Task description | Give the listing below again in full, exactly as written.

-- start of Data records --

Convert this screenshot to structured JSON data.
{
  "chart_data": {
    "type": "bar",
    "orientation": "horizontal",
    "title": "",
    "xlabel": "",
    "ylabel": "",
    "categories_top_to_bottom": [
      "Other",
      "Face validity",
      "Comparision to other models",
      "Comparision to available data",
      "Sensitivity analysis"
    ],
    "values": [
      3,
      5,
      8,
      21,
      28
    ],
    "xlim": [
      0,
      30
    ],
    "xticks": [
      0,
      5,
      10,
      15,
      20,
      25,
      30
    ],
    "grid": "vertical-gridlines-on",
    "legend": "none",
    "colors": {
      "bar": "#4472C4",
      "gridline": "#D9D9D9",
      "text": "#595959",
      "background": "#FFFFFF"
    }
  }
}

-- end of Data records --

Exercise solution |
Convert this screenshot to structured JSON data.
{
  "chart_data": {
    "type": "bar",
    "orientation": "horizontal",
    "title": "",
    "xlabel": "",
    "ylabel": "",
    "categories_top_to_bottom": [
      "Other",
      "Face validity",
      "Comparision to other models",
      "Comparision to available data",
      "Sensitivity analysis"
    ],
    "values": [
      3,
      5,
      8,
      21,
      28
    ],
    "xlim": [
      0,
      30
    ],
    "xticks": [
      0,
      5,
      10,
      15,
      20,
      25,
      30
    ],
    "grid": "vertical-gridlines-on",
    "legend": "none",
    "colors": {
      "bar": "#4472C4",
      "gridline": "#D9D9D9",
      "text": "#595959",
      "background": "#FFFFFF"
    }
  }
}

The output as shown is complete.